| Kutipan |
********

2)      Belajar harus dapat menimbulkan reinforcement dan motivasi yang kuat pada siswa untuk mencapai tujuan instruksional.
3)      Belajar perlu lingkungan yang menantang dimana anak dapat mengembangkan kemampuannya bereksplorasi dan belajar dengan efektif.
4)      Belajar perlu ada interaksi siswa dengan lingkungannya.
b.      Sesuai hakikat belajar
1)      Belajar itu proses kontinu, maka harus dilaksanakan melalui tahap demi tahap menurut perkembangannya.
2)      Belajar adalah proses organisasi, adaptasi, eksplorasi dan discovery.
3)      Belajar adalah proses kontinguitas (hubungan antara pengertian yang satu dengan pengertian yang lain) sehingga mendapatkan pengertian yang diharapkan. Stimulus yang diberikan menimbulkan respons yang diharapkan.
c.       Sesuai materi atau bahan yang harus dipelajari
1)      Belajar bersifat keseluruhan danmateri itu harus memiliki struktur, penyajian yang sederhana, sehingga siswa mudah menangkap pengertiannya.
2)      Belajar harus dapat mengembangkan kemapuan tertentu sesuai dengan tujuan instruksional yang harus dicapainya.
d.      Syarat keberhasilan belajar
1)      Belajar memerlukan sarana yang cukup, sehingga siswa dapat belajar dengan tenang.
2)      Repetisi, dalam  proses belajar perlu ulangan berkali-kali agar pengertian, keterampilan, dan sikap  itu mendalam  pada siswa.
3.    Pengertian Mengajar
Mengajar adalah membantu (mencoba membantu) seseorang untuk mempelajari sesuatu dan apa yang dibutuhkan dalam belajar itu tidak ada kontribusinya terhadap pendidikan orang yang belajar. Artinya mengajar pada hakekatnya suatu proses, yakni proses mengatur, mengorganisasi lingkungan yang ada di sekitar siswa sehingga menumbuhkan dan mendorong siswa untuk belajar. Menurut Alvin W. Howard dalam Slamet (2005:32) mengajar adalah suatu aktivitas untuk mencoba menolong, membimbing seseorang untuk mendapat, mengubah atau mengembangkan skill, attitude, ideals (cita-cita), appreciations (penghargaan) dan knowledge.
Dengan demikian, dalam pengertian tersebut guru sebagai pengajar harus berusaha membawa perubahan tingkah laku yang baik atau berkecenderungan langsung untuk mengubah tingkah laku siswanya. Itu suatu bukti bahwa guru harus memutuskan membuat atau merumuskan tujuan. Juga harus memikirkan bagaimana bentuk/cara penyajian dalam proses belajar mengajar itu, salah satunya dibuktikan dengan pembuatan silabus dan perencanaan pembelajaran. Serta bagaimana usaha-usaha guru untuk menciptakan suasana belajar yang kondusif (misalnya dengan penggunaan variasi metode, media dan evaluasi dalam KBM). Sehingga memungkinkan terjadinya interaksi edukatif sebagai dampak dari mengajar yang efektif yang telah memenuhi syarat-syaratnya sebagai berikut:
a.       Belajar secara aktif, baik mental maupaun fisik. Dalam belajar, disamping mengalami aktivitas mental, sperti dapat mengembangkan kemampuan intelektualnya, kemampuan berfikir  kritis, kemamupan menganalisis, kemampuan mengucapkan pengetahuannya dan lain sebagainya, siswa juga harus mengalami aktivitas jasmani seperti mengerjakan sesuatu, membuat peta dan lain-lain.

********

| Data Terkumpul |
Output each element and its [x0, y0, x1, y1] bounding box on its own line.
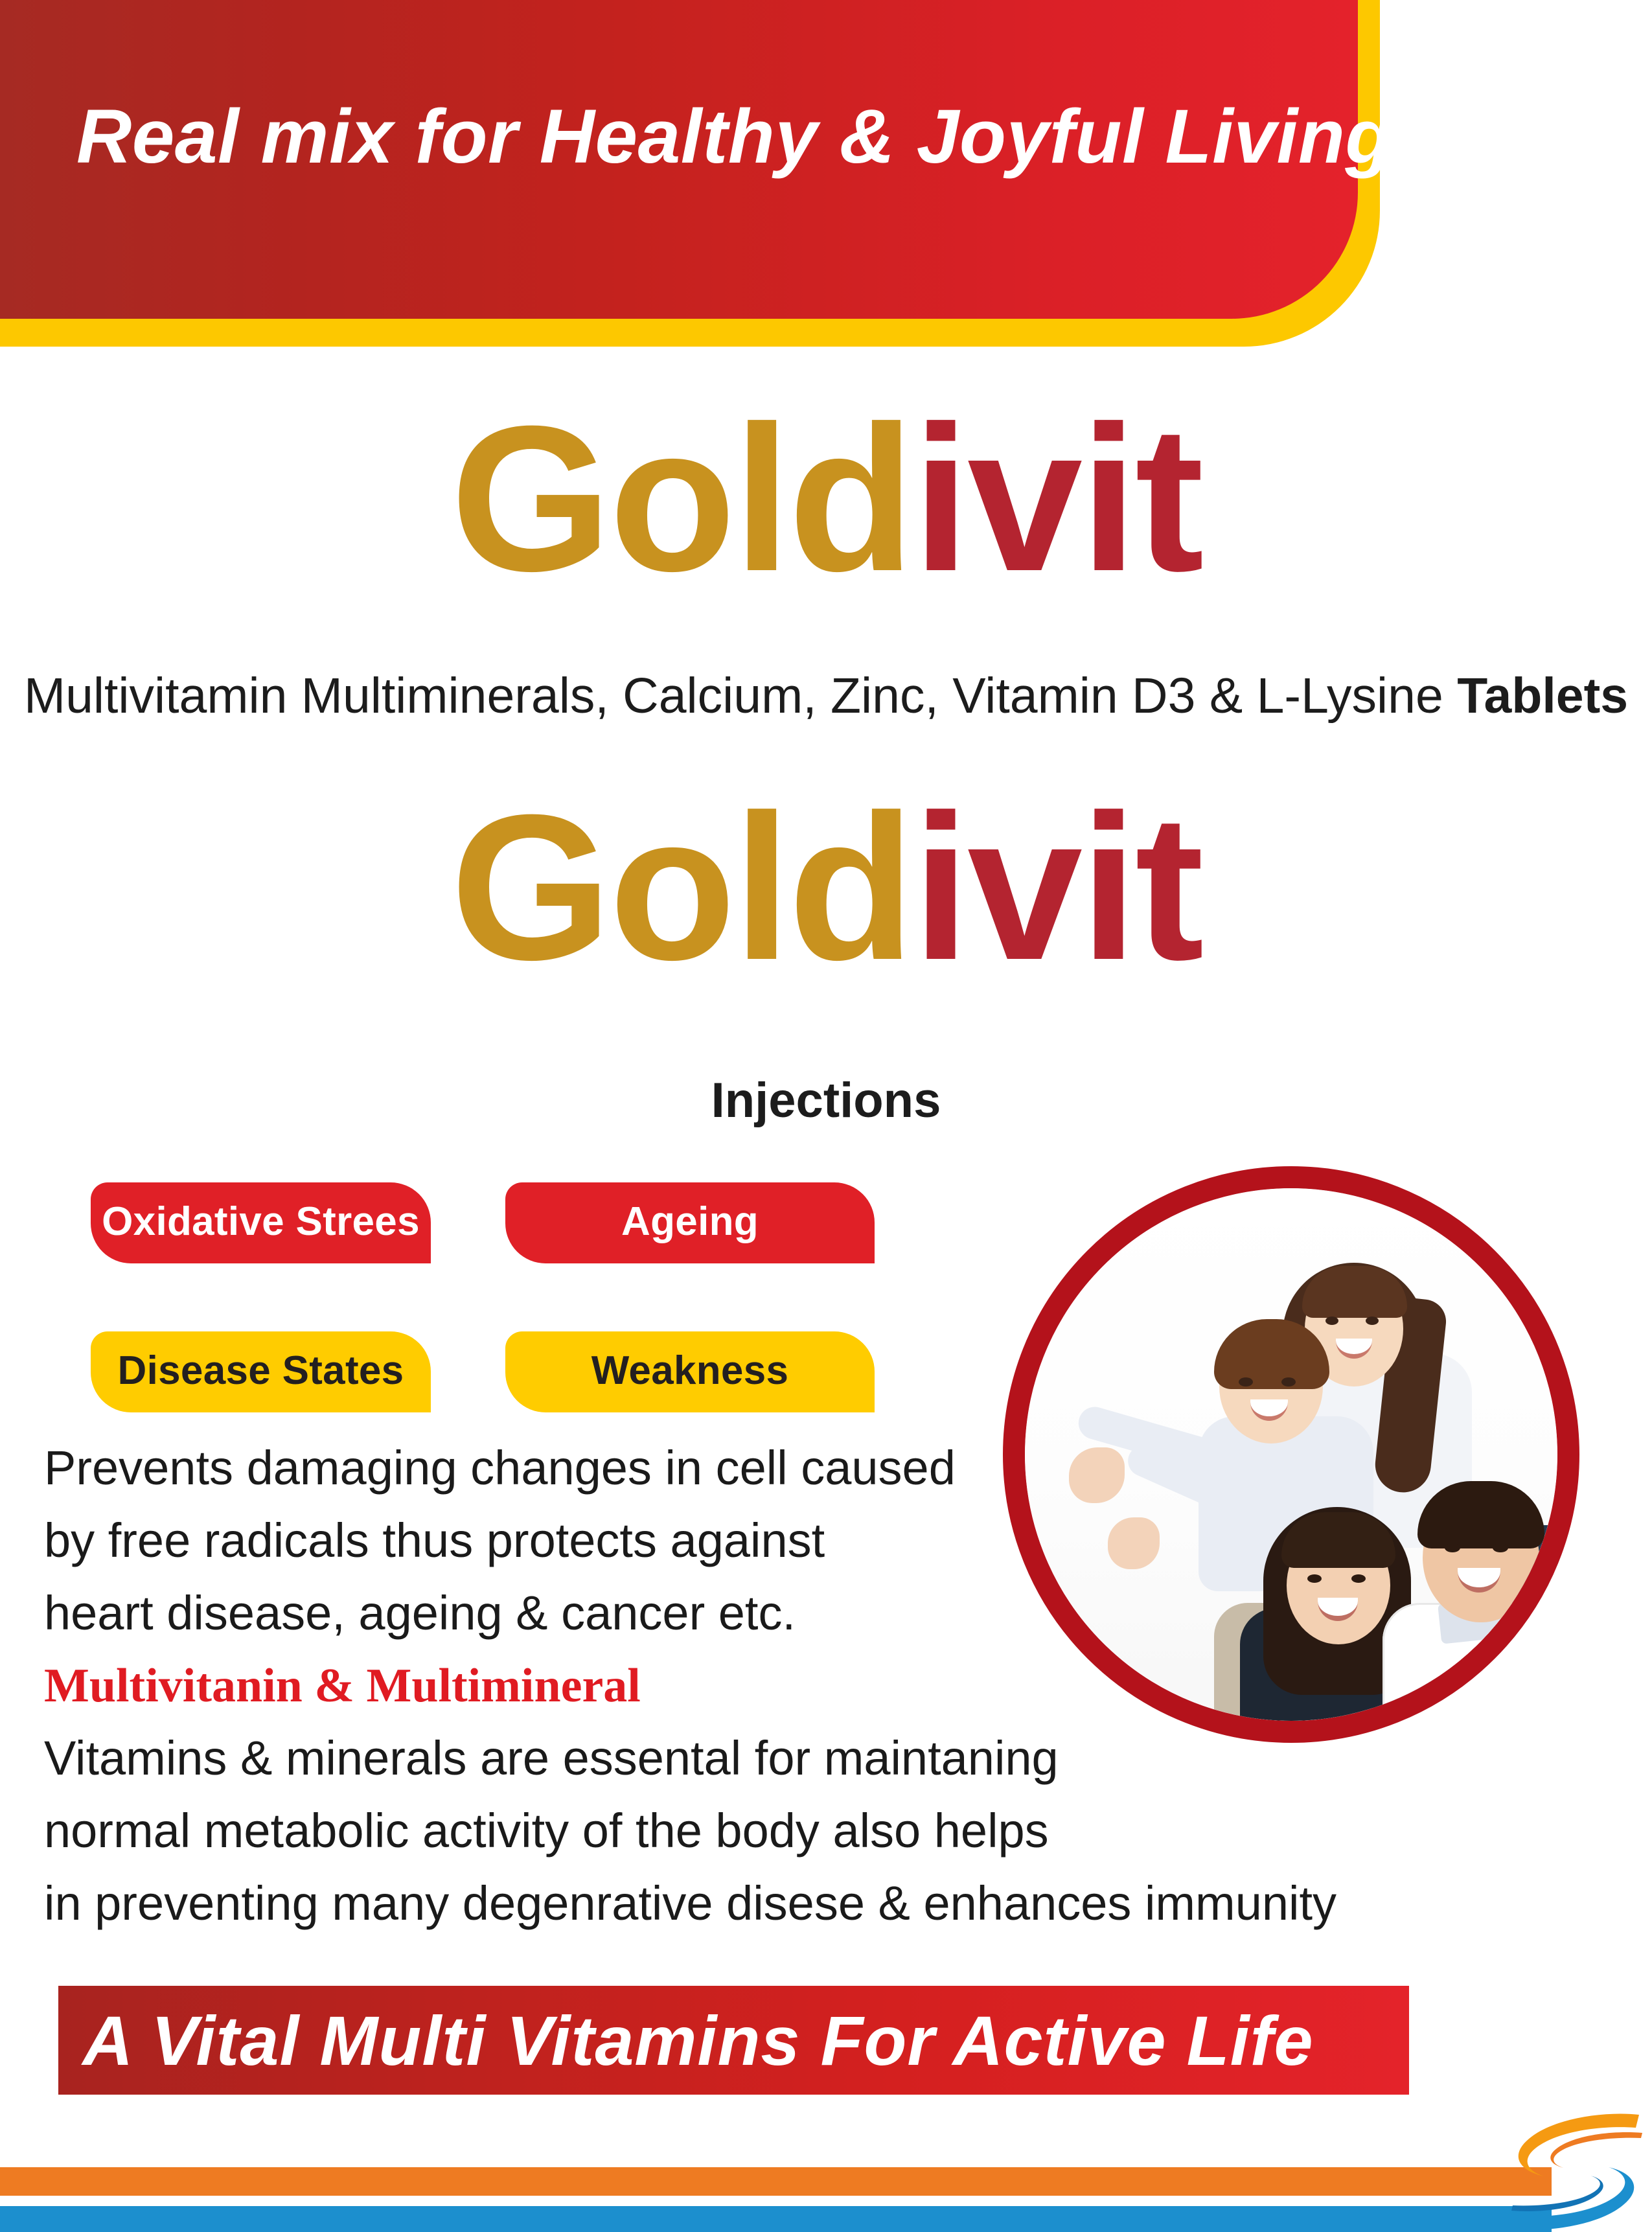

********

| Soal Tertulis 1 |
Rangkum kutipan tentang belajar dan mengajar dalam dua kalimat.
| Soal Tertulis 2 |
Menurut definisi Alvin W. Howard yang dikutip dalam kutipan tentang belajar dan mengajar, apa saja yang dapat didapat, diubah, atau dikembangkan seseorang melalui mengajar? Sebutkan semuanya.
| Soal Tertulis 3 |
Teruskan kutipan tentang belajar dan mengajar mulai setelah kalimat terakhirnya.

| Jawaban yang Diharapkan 1 |
Kutipan ini memaparkan prinsip-prinsip belajar menurut hakikat belajar, materi yang dipelajari, dan syarat keberhasilan belajar, misalnya bahwa belajar adalah proses kontinu yang memerlukan sarana yang cukup dan pengulangan berkali-kali. Kutipan ini juga menjelaskan bahwa mengajar pada hakikatnya adalah proses mengatur lingkungan di sekitar siswa agar mendorong mereka belajar, sehingga guru harus merumuskan tujuan, memikirkan cara penyajian, dan menciptakan suasana belajar yang kondusif.

| Jawaban yang Diharapkan 2 |
- skill
- attitude
- ideals (cita-cita)
- appreciations (penghargaan)
- knowledge

| Jawaban yang Diharapkan 3 |
b.      Guru harus mempergunakan variasi metode pada waktu mengajar. Supaya pelajaran lebih menarik, mudah diterima, kelas menjadi hidup dan tidak membosankan.
c.       Motivasi, sangat berperan pada kemajuan perkembangan siswa, karena dapat meningkatkan semangat belajar siswa.
d.      Kurikulum yang baik dan seimbang. Ialah kurikulum yang memenuhi tuntutan masyarakat. Dimana kurikulum tersebut harus mampu mengembangkan segala segi kepribadian siswa juga kebutuhan siswa sebagai anggota masyarakat.
e.       Guru perlu mempertimbangkan perbedaan individual siswa baik dari segi intelegensi, bakat, minat, tingkah laku, sikap dan lain sebagainya. Hal itu mengharuskan guru untuk membuat perencanaan secara individual, agar dapat mengembangkan kemampuan-kemampuan siswa secara individual pula.
f.       Guru akan mengajar efektif bila selalu membuat perencanaan sebelum mengajar. Karenanya guru akan mengajar dengan lebih siap, menimbulkan banyak inisiatif dan daya kreatif dalam mengajar. Sehingga dapat meningkakan interaksi belajar mengajar antara guru dan siswa.
g.      Pengaruh guru yang sugestif perlu diberikan pula kepada siswa. Karena sugesti yang kuat akan merangsang siswa untuk lebih giat belajar.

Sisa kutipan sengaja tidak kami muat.